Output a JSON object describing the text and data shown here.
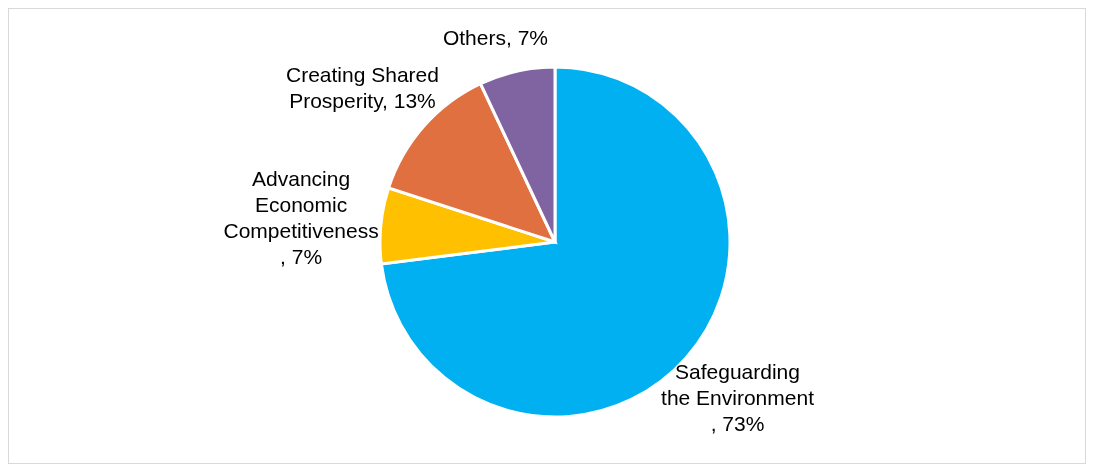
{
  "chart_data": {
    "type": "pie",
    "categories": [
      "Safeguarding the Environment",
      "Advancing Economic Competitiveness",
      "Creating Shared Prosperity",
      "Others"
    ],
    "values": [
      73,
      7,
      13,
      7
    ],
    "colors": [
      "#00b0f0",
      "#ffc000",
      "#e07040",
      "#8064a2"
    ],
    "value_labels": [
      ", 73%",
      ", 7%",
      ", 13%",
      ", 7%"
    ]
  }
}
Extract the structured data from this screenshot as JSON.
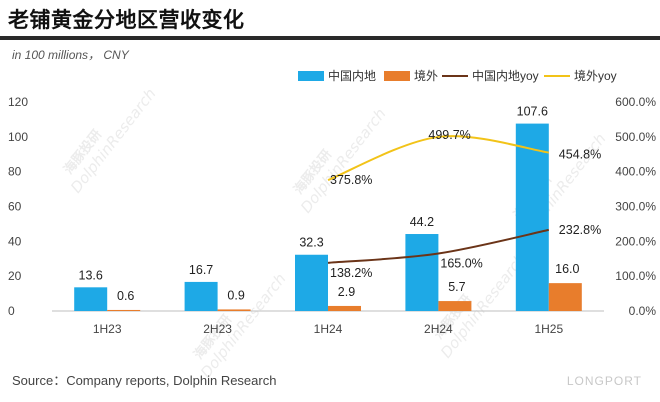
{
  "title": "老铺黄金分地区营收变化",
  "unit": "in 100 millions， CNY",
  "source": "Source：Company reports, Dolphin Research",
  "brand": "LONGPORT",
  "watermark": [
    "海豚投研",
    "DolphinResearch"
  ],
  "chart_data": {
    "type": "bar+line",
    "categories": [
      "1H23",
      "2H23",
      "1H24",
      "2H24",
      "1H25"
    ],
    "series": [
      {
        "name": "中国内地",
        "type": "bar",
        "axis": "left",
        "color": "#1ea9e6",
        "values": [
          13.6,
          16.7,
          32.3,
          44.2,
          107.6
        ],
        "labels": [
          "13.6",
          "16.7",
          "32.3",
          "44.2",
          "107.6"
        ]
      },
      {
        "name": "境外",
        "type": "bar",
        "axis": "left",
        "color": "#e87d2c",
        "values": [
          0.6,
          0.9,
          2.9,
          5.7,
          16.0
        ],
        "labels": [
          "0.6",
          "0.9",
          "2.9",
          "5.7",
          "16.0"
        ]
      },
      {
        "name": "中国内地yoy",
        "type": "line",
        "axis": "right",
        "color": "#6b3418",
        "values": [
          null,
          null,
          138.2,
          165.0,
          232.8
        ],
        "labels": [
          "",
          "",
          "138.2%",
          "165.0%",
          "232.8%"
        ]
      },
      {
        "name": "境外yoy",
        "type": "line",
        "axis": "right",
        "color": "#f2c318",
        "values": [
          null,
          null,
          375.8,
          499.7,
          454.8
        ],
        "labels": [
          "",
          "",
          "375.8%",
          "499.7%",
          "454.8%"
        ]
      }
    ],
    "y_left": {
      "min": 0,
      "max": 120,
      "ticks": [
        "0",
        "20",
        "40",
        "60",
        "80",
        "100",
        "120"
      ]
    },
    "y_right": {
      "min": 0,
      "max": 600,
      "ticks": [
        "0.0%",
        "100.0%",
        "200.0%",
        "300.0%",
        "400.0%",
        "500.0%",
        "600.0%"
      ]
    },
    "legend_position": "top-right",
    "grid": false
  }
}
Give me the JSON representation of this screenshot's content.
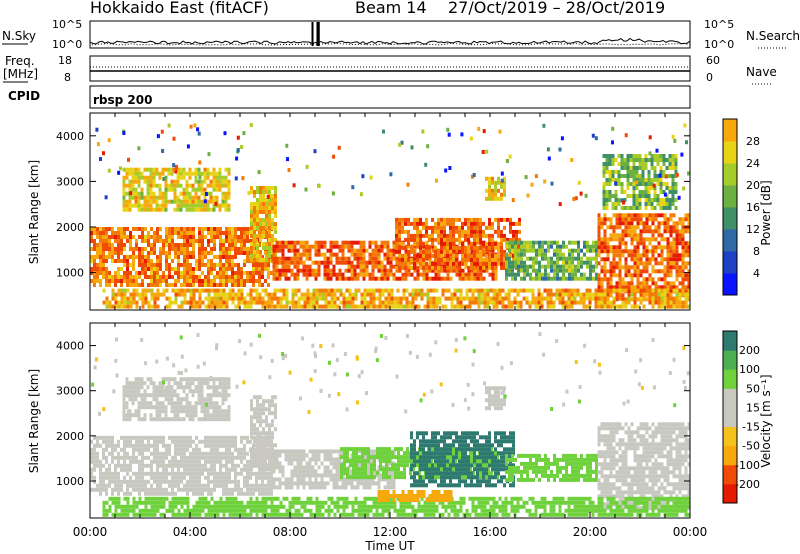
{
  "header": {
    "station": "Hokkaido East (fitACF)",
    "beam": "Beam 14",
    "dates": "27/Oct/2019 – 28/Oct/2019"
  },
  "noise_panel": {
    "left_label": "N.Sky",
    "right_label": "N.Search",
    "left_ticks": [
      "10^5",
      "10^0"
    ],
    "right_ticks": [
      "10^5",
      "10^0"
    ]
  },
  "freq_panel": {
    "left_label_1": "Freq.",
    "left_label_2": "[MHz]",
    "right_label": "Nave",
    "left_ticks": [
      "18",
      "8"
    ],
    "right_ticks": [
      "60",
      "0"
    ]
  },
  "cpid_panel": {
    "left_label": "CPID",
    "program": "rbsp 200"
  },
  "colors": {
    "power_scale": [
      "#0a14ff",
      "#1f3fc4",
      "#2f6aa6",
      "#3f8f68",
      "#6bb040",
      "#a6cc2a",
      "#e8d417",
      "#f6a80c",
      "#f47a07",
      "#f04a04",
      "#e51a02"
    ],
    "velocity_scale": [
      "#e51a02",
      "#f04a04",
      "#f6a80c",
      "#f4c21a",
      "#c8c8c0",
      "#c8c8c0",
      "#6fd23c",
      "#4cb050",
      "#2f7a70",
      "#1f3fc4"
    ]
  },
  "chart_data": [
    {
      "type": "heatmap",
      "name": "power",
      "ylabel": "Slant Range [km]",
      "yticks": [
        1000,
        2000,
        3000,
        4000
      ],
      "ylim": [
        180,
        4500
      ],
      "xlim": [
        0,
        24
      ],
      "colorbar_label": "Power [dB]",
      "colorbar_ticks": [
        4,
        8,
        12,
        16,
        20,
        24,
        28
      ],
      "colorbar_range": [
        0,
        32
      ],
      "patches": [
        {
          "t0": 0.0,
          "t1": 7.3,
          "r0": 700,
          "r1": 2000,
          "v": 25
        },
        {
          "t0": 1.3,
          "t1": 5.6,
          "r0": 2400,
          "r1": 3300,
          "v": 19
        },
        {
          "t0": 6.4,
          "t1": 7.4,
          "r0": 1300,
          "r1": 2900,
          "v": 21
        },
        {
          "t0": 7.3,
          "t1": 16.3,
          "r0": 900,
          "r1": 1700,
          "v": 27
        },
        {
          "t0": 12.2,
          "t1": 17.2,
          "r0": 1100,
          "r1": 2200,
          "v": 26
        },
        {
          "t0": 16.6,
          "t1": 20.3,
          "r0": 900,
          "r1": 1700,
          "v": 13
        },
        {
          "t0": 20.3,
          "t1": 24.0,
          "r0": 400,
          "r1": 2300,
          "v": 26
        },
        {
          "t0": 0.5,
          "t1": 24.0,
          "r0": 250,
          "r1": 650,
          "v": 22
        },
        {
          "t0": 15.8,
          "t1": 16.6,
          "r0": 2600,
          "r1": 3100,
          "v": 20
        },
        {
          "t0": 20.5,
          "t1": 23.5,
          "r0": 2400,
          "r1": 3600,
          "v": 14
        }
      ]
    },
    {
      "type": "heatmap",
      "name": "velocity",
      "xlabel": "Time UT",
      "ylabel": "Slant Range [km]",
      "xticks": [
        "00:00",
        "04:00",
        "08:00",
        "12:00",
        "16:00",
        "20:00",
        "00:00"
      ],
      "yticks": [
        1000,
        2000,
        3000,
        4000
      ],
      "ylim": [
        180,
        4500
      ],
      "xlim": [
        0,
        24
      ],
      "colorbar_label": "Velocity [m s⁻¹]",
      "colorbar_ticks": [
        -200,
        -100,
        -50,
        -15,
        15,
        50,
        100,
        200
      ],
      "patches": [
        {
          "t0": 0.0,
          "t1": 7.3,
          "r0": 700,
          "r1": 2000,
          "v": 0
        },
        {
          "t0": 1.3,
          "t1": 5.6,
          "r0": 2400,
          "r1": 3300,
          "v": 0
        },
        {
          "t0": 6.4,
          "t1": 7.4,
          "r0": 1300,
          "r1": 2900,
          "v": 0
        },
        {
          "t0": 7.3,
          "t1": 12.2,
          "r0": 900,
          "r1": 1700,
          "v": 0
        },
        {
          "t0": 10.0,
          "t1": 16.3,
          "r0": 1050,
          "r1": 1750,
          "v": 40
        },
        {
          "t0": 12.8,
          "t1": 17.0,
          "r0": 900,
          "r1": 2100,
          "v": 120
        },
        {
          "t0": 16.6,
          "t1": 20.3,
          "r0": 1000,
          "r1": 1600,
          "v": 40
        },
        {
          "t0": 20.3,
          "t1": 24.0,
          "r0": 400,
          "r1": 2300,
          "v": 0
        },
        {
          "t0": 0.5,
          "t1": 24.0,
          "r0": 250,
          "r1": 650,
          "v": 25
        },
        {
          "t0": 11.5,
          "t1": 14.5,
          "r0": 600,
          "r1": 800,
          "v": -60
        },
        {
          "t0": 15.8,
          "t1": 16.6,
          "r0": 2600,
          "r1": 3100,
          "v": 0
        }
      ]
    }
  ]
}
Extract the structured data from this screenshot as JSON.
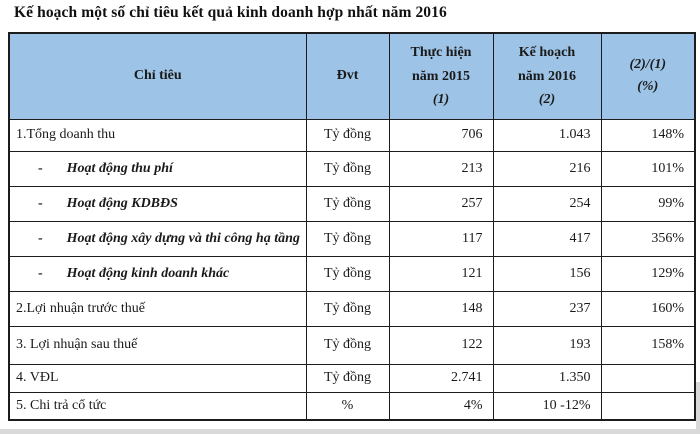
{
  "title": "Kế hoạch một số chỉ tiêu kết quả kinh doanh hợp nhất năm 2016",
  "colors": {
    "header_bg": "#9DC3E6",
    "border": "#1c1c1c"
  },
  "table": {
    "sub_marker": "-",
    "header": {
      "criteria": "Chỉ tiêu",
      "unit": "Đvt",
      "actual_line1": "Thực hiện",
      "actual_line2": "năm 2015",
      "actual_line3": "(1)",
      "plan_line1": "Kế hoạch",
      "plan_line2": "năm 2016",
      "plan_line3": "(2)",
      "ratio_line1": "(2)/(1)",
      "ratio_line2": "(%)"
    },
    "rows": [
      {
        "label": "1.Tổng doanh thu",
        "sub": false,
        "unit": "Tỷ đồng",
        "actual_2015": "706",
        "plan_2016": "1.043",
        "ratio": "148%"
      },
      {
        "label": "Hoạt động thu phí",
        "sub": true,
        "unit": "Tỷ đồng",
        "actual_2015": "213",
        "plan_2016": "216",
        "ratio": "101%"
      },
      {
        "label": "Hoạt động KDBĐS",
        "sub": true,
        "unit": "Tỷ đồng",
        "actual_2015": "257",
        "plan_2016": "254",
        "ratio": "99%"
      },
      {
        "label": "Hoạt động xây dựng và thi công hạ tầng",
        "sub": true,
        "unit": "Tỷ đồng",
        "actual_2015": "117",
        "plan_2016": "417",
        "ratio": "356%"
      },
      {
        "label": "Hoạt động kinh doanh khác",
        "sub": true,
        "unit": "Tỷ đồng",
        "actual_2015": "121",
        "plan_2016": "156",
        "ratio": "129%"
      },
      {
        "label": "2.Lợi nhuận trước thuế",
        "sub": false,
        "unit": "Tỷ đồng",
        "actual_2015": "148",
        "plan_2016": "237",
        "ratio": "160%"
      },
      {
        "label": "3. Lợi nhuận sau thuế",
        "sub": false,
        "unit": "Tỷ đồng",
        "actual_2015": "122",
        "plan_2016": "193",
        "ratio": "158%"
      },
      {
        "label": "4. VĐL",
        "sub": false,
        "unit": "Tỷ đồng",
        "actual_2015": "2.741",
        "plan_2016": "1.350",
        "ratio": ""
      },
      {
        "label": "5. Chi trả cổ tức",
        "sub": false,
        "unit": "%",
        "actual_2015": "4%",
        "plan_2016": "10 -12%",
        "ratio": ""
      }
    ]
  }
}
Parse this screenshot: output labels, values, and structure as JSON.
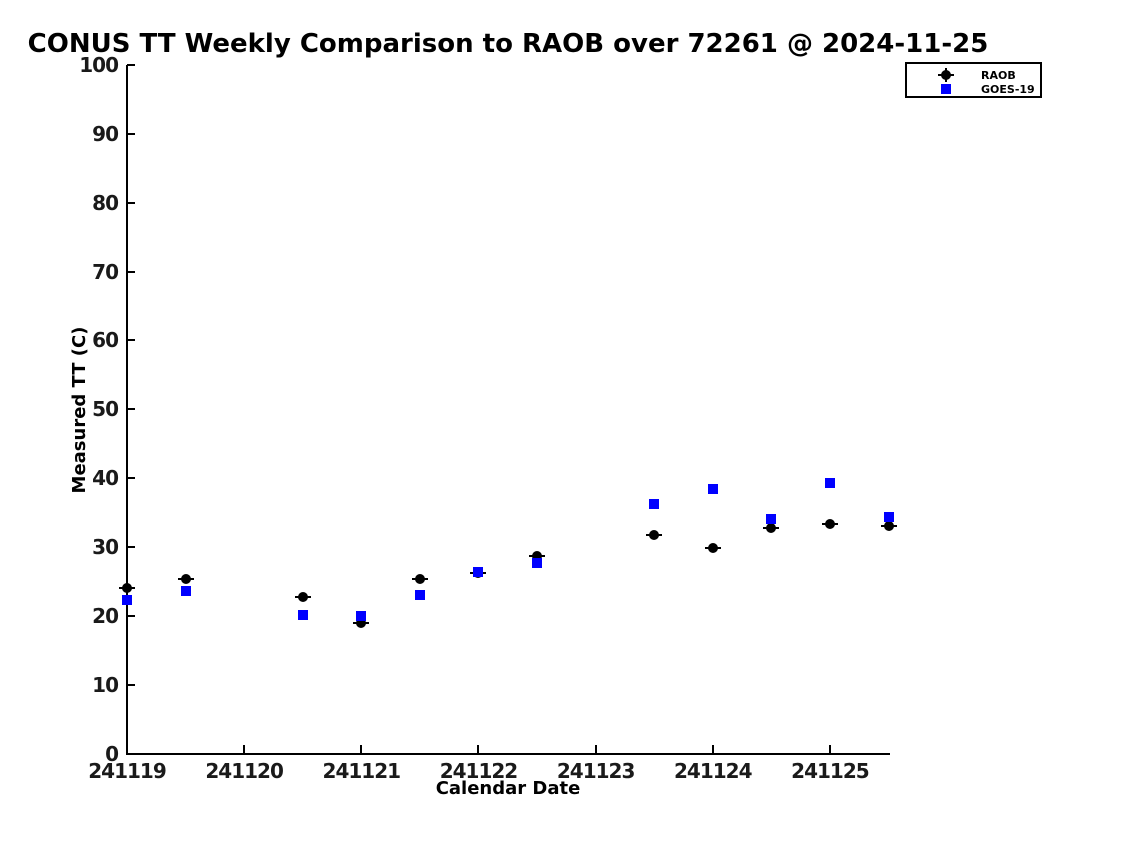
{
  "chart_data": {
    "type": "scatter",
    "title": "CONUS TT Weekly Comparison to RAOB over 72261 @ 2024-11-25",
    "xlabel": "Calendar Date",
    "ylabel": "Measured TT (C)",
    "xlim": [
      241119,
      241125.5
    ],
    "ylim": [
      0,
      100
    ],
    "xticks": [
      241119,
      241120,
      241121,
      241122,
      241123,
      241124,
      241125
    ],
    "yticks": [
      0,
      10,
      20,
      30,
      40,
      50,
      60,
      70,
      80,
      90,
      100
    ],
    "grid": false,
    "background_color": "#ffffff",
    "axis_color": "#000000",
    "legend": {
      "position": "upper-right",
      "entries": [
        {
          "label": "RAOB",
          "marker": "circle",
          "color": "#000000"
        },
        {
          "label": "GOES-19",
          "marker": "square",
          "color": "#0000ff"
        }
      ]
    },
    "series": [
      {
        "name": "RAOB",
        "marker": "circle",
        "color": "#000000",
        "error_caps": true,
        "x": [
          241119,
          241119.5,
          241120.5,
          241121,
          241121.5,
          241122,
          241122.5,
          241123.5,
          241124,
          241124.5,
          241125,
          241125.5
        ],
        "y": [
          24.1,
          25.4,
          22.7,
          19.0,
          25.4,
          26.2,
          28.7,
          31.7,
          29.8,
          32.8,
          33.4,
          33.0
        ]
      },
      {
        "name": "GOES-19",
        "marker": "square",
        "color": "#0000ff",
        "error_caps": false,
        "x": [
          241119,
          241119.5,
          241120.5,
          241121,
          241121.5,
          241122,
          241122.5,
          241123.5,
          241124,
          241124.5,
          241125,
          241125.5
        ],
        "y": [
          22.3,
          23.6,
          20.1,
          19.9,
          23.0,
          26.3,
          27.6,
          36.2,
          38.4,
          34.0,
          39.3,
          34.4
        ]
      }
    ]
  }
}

Your objective >>
Extract every line containing the string "screenshot" from the material.

Result >>
Extract the structured data from this screenshot as JSON.
Give me the JSON representation of this screenshot's content.
Extract the structured data from this screenshot as JSON.
Parse this screenshot: output labels, values, and structure as JSON.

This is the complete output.